*What is needed*.
Look through the listing below and work out how many of its lines hold the word "icon". Give only the number.

*Records for the exercise*.
□ □ □ □

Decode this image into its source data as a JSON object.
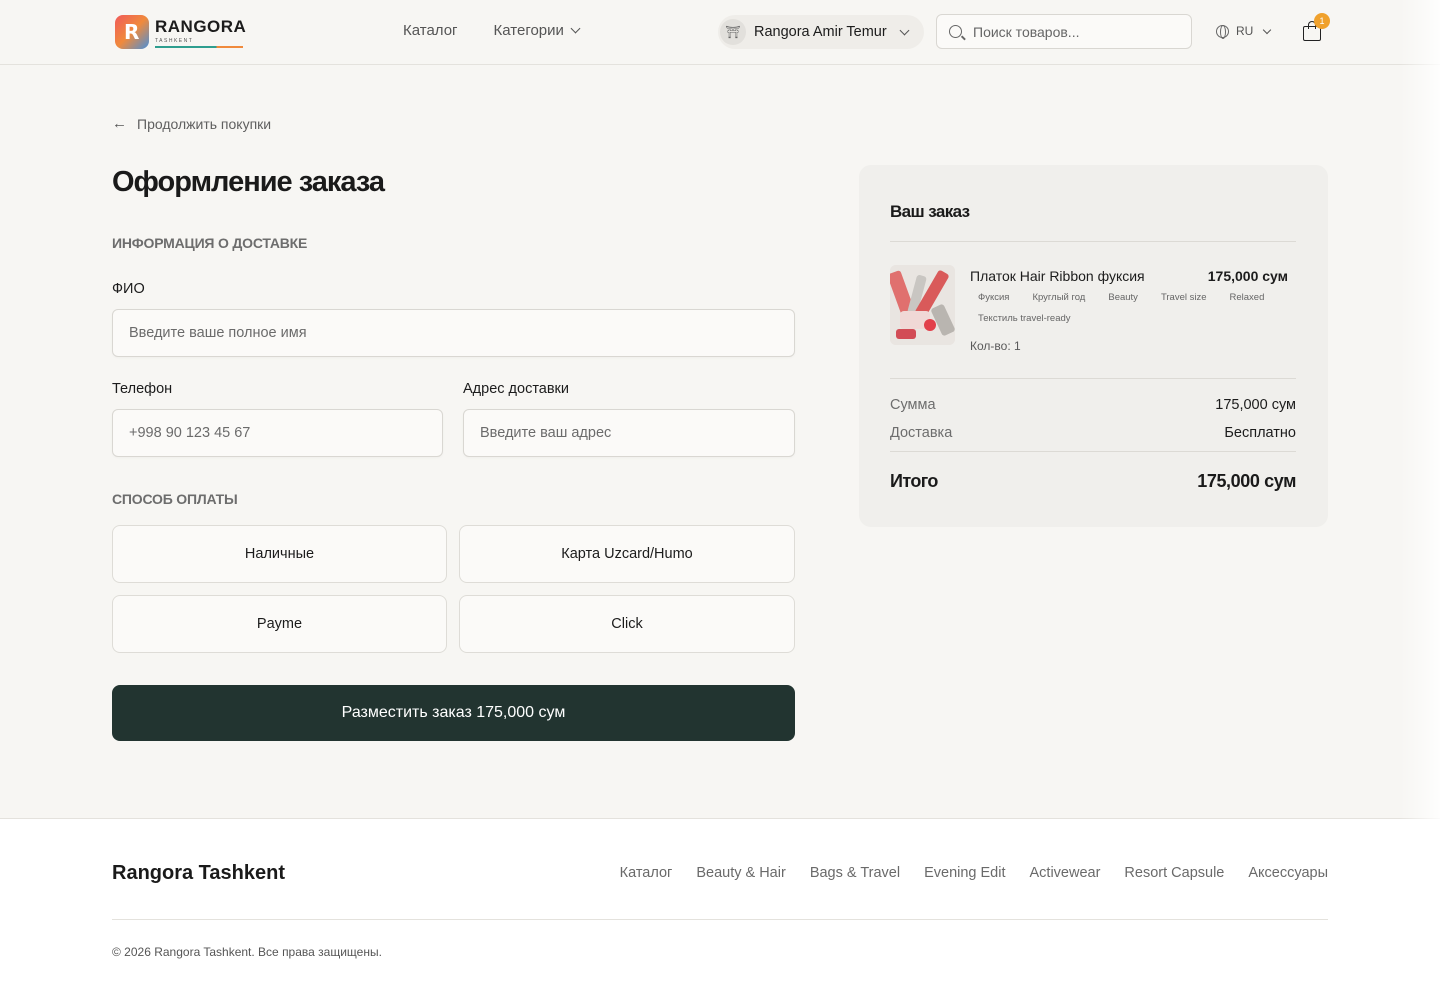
{
  "header": {
    "logo_name": "RANGORA",
    "logo_sub": "TASHKENT",
    "nav": {
      "catalog": "Каталог",
      "categories": "Категории"
    },
    "store": "Rangora Amir Temur",
    "search_placeholder": "Поиск товаров...",
    "lang": "RU",
    "cart_count": "1"
  },
  "back_link": "Продолжить покупки",
  "form": {
    "title": "Оформление заказа",
    "delivery_section": "ИНФОРМАЦИЯ О ДОСТАВКЕ",
    "name_label": "ФИО",
    "name_placeholder": "Введите ваше полное имя",
    "phone_label": "Телефон",
    "phone_placeholder": "+998 90 123 45 67",
    "address_label": "Адрес доставки",
    "address_placeholder": "Введите ваш адрес",
    "payment_section": "СПОСОБ ОПЛАТЫ",
    "payment_methods": [
      "Наличные",
      "Карта Uzcard/Humo",
      "Payme",
      "Click"
    ],
    "submit": "Разместить заказ 175,000 сум"
  },
  "summary": {
    "title": "Ваш заказ",
    "item": {
      "name": "Платок Hair Ribbon фуксия",
      "price": "175,000 сум",
      "tags": [
        "Фуксия",
        "Круглый год",
        "Beauty",
        "Travel size",
        "Relaxed",
        "Текстиль travel-ready"
      ],
      "qty": "Кол-во: 1"
    },
    "subtotal_label": "Сумма",
    "subtotal_value": "175,000 сум",
    "delivery_label": "Доставка",
    "delivery_value": "Бесплатно",
    "total_label": "Итого",
    "total_value": "175,000 сум"
  },
  "footer": {
    "brand": "Rangora Tashkent",
    "links": [
      "Каталог",
      "Beauty & Hair",
      "Bags & Travel",
      "Evening Edit",
      "Activewear",
      "Resort Capsule",
      "Аксессуары"
    ],
    "copyright": "© 2026 Rangora Tashkent. Все права защищены."
  }
}
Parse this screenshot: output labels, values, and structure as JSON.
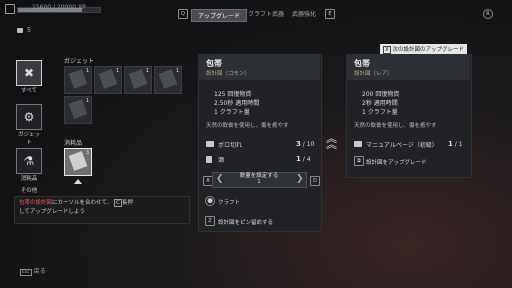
{
  "header": {
    "xp_text": "15600 / 20000 XP",
    "xp_progress": 0.78,
    "resource_count": "5",
    "tabs": [
      {
        "key": "Q",
        "label": "アップグレード"
      },
      {
        "label": "クラフト武器"
      },
      {
        "label": "武器強化"
      }
    ],
    "right_key": "E",
    "corner_btn": "R"
  },
  "nav": {
    "items": [
      {
        "label": "すべて",
        "icon": "crossed-tools-icon"
      },
      {
        "label": "ガジェット",
        "icon": "gadget-icon"
      },
      {
        "label": "消耗品",
        "icon": "bottle-icon"
      },
      {
        "label": "その他",
        "icon": "misc-icon"
      }
    ]
  },
  "inventory": {
    "gadget_title": "ガジェット",
    "gadget_slots": [
      {
        "count": "1"
      },
      {
        "count": "1"
      },
      {
        "count": "1"
      },
      {
        "count": "1"
      },
      {
        "count": "1"
      }
    ],
    "consumable_title": "消耗品",
    "consumable_slots": [
      {
        "count": "3"
      }
    ]
  },
  "tooltip": {
    "line1_red": "包帯の設計図",
    "line1_rest": "にカーソルを合わせて、",
    "key": "C",
    "line1_end": "長押",
    "line2": "してアップグレードしよう"
  },
  "back": {
    "key": "Esc",
    "label": "戻る"
  },
  "current": {
    "title": "包帯",
    "subtitle": "設計図（コモン）",
    "stats": [
      "125 回復物資",
      "2.50秒 適用時間",
      "1 クラフト量"
    ],
    "description": "天然の軟膏を使用し、傷を癒やす",
    "materials": [
      {
        "name": "ボロ切れ",
        "have": "3",
        "need": "10"
      },
      {
        "name": "酒",
        "have": "1",
        "need": "4"
      }
    ],
    "qty_label": "数量を設定する",
    "qty_value": "1",
    "qty_left_key": "A",
    "qty_right_key": "D",
    "craft_label": "クラフト",
    "pin_label": "設計図をピン留めする",
    "pin_key": "Z"
  },
  "next": {
    "tag": "次の設計図のアップグレード",
    "tag_key": "X",
    "title": "包帯",
    "subtitle": "設計図（レア）",
    "stats": [
      "200 回復物資",
      "2秒 適用時間",
      "1 クラフト量"
    ],
    "description": "天然の軟膏を使用し、傷を癒やす",
    "manual_label": "マニュアルページ（初級）",
    "manual_have": "1",
    "manual_need": "1",
    "upgrade_label": "設計図をアップグレード"
  },
  "colors": {
    "accent": "#e05a5a",
    "rarity": "#b8a67a"
  }
}
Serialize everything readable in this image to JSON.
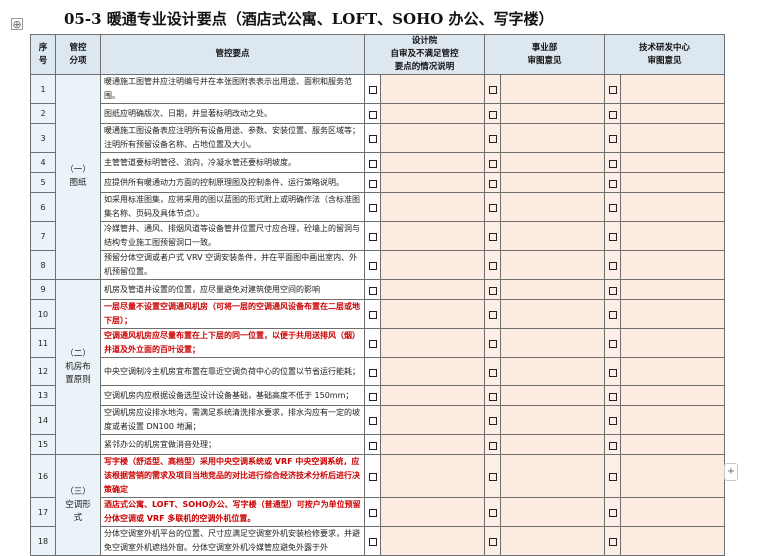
{
  "title": "05-3 暖通专业设计要点（酒店式公寓、LOFT、SOHO 办公、写字楼）",
  "header": {
    "seq": [
      "序",
      "号"
    ],
    "cat": [
      "管控",
      "分项"
    ],
    "req": "管控要点",
    "design": [
      "设计院",
      "自审及不满足管控",
      "要点的情况说明"
    ],
    "dept": [
      "事业部",
      "审图意见"
    ],
    "tech": [
      "技术研发中心",
      "审图意见"
    ]
  },
  "categories": [
    {
      "lines": [
        "（一）",
        "图纸"
      ]
    },
    {
      "lines": [
        "（二）",
        "机房布",
        "置原则"
      ]
    },
    {
      "lines": [
        "（三）",
        "空调形",
        "式"
      ]
    }
  ],
  "rows": [
    {
      "seq": "1",
      "text": "暖通施工图管井应注明编号并在本张图附表表示出用途、面积和服务范围。",
      "red": false
    },
    {
      "seq": "2",
      "text": "图纸应明确版次、日期，并显著标明改动之处。",
      "red": false
    },
    {
      "seq": "3",
      "text": "暖通施工图设备表应注明所有设备用途、参数、安装位置、服务区域等；注明所有预留设备名称、占地位置及大小。",
      "red": false
    },
    {
      "seq": "4",
      "text": "主管管道要标明管径、流向，冷凝水管还要标明坡度。",
      "red": false
    },
    {
      "seq": "5",
      "text": "应提供所有暖通动力方面的控制原理图及控制条件、运行策略说明。",
      "red": false
    },
    {
      "seq": "6",
      "text": "如采用标准图集，应将采用的图以蓝图的形式附上或明确作法（含标准图集名称、页码及具体节点）。",
      "red": false
    },
    {
      "seq": "7",
      "text": "冷媒管井、通风、排烟风道等设备管井位置尺寸应合理，砼墙上的留洞与结构专业施工图预留洞口一致。",
      "red": false
    },
    {
      "seq": "8",
      "text": "预留分体空调或者户式 VRV 空调安装条件，并在平面图中画出室内、外机预留位置。",
      "red": false
    },
    {
      "seq": "9",
      "text": "机房及管道井设置的位置，应尽量避免对建筑使用空间的影响",
      "red": false
    },
    {
      "seq": "10",
      "text": "一层尽量不设置空调通风机房（可将一层的空调通风设备布置在二层或地下层）；",
      "red": true
    },
    {
      "seq": "11",
      "text": "空调通风机房应尽量布置在上下层的同一位置，以便于共用送排风（烟）井道及外立面的百叶设置；",
      "red": true
    },
    {
      "seq": "12",
      "text": "中央空调制冷主机房宜布置在靠近空调负荷中心的位置以节省运行能耗；",
      "red": false
    },
    {
      "seq": "13",
      "text": "空调机房内应根据设备选型设计设备基础，基础高度不低于 150mm；",
      "red": false
    },
    {
      "seq": "14",
      "text": "空调机房应设排水地沟，需满足系统清洗排水要求，排水沟应有一定的坡度或者设置 DN100 地漏；",
      "red": false
    },
    {
      "seq": "15",
      "text": "紧邻办公的机房宜做消音处理；",
      "red": false
    },
    {
      "seq": "16",
      "text": "写字楼（舒适型、高档型）采用中央空调系统或 VRF 中央空调系统，应该根据营销的需求及项目当地竞品的对比进行综合经济技术分析后进行决策确定",
      "red": true
    },
    {
      "seq": "17",
      "text": "酒店式公寓、LOFT、SOHO办公、写字楼（普通型）可按户为单位预留分体空调或 VRF 多联机的空调外机位置。",
      "red": true
    },
    {
      "seq": "18",
      "text": "分体空调室外机平台的位置、尺寸应满足空调室外机安装检修要求，并避免空调室外机遮挡外窗。分体空调室外机冷媒管应避免外露于外",
      "red": false
    }
  ]
}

□ □ □ □

*The reply*.
4